» **Required task**
The records are to be restated in their entirety, word for word.

* start Raw records *

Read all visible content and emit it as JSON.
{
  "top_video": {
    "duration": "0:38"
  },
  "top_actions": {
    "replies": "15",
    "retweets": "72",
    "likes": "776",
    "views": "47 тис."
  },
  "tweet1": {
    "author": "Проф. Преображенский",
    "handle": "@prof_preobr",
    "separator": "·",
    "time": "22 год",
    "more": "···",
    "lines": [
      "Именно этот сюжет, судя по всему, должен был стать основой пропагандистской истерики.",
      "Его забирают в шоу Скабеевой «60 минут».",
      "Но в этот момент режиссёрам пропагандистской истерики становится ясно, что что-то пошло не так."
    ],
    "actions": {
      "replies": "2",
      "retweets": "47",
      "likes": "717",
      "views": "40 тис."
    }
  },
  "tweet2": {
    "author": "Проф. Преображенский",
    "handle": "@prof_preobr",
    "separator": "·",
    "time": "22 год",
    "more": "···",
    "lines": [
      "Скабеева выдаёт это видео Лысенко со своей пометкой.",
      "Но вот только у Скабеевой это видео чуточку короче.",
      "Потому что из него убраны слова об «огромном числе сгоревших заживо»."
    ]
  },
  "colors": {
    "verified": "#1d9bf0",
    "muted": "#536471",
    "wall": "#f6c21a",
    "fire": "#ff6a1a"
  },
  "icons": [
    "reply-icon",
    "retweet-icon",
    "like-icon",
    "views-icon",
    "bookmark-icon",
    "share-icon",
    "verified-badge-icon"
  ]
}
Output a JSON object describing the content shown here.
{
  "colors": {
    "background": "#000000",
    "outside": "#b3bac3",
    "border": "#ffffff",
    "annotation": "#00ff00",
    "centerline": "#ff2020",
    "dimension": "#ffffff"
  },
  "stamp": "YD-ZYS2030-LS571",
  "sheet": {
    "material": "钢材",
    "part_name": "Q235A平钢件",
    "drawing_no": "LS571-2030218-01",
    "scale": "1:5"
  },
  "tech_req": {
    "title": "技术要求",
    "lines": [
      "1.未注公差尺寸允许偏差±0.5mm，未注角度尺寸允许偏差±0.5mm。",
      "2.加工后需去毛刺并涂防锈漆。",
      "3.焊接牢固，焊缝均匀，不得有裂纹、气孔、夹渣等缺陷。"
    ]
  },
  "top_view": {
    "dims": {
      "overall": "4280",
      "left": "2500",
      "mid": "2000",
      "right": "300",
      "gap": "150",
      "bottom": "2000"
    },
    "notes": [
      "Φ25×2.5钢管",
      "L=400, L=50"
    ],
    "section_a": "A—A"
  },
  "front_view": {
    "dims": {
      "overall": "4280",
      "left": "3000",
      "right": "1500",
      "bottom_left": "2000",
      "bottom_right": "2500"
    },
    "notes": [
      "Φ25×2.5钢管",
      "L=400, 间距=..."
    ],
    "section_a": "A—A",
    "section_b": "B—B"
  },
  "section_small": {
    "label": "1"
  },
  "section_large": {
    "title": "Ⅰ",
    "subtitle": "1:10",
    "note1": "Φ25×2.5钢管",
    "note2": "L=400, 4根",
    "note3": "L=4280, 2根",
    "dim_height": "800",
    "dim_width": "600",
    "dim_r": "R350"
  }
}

* end Raw records *

» **The output**
Read all visible content and emit it as JSON.
{
  "top_video": {
    "duration": "0:38"
  },
  "top_actions": {
    "replies": "15",
    "retweets": "72",
    "likes": "776",
    "views": "47 тис."
  },
  "tweet1": {
    "author": "Проф. Преображенский",
    "handle": "@prof_preobr",
    "separator": "·",
    "time": "22 год",
    "more": "···",
    "lines": [
      "Именно этот сюжет, судя по всему, должен был стать основой пропагандистской истерики.",
      "Его забирают в шоу Скабеевой «60 минут».",
      "Но в этот момент режиссёрам пропагандистской истерики становится ясно, что что-то пошло не так."
    ],
    "actions": {
      "replies": "2",
      "retweets": "47",
      "likes": "717",
      "views": "40 тис."
    }
  },
  "tweet2": {
    "author": "Проф. Преображенский",
    "handle": "@prof_preobr",
    "separator": "·",
    "time": "22 год",
    "more": "···",
    "lines": [
      "Скабеева выдаёт это видео Лысенко со своей пометкой.",
      "Но вот только у Скабеевой это видео чуточку короче.",
      "Потому что из него убраны слова об «огромном числе сгоревших заживо»."
    ]
  },
  "colors": {
    "verified": "#1d9bf0",
    "muted": "#536471",
    "wall": "#f6c21a",
    "fire": "#ff6a1a"
  },
  "icons": [
    "reply-icon",
    "retweet-icon",
    "like-icon",
    "views-icon",
    "bookmark-icon",
    "share-icon",
    "verified-badge-icon"
  ]
}
Output a JSON object describing the content shown here.
{
  "colors": {
    "background": "#000000",
    "outside": "#b3bac3",
    "border": "#ffffff",
    "annotation": "#00ff00",
    "centerline": "#ff2020",
    "dimension": "#ffffff"
  },
  "stamp": "YD-ZYS2030-LS571",
  "sheet": {
    "material": "钢材",
    "part_name": "Q235A平钢件",
    "drawing_no": "LS571-2030218-01",
    "scale": "1:5"
  },
  "tech_req": {
    "title": "技术要求",
    "lines": [
      "1.未注公差尺寸允许偏差±0.5mm，未注角度尺寸允许偏差±0.5mm。",
      "2.加工后需去毛刺并涂防锈漆。",
      "3.焊接牢固，焊缝均匀，不得有裂纹、气孔、夹渣等缺陷。"
    ]
  },
  "top_view": {
    "dims": {
      "overall": "4280",
      "left": "2500",
      "mid": "2000",
      "right": "300",
      "gap": "150",
      "bottom": "2000"
    },
    "notes": [
      "Φ25×2.5钢管",
      "L=400, L=50"
    ],
    "section_a": "A—A"
  },
  "front_view": {
    "dims": {
      "overall": "4280",
      "left": "3000",
      "right": "1500",
      "bottom_left": "2000",
      "bottom_right": "2500"
    },
    "notes": [
      "Φ25×2.5钢管",
      "L=400, 间距=..."
    ],
    "section_a": "A—A",
    "section_b": "B—B"
  },
  "section_small": {
    "label": "1"
  },
  "section_large": {
    "title": "Ⅰ",
    "subtitle": "1:10",
    "note1": "Φ25×2.5钢管",
    "note2": "L=400, 4根",
    "note3": "L=4280, 2根",
    "dim_height": "800",
    "dim_width": "600",
    "dim_r": "R350"
  }
}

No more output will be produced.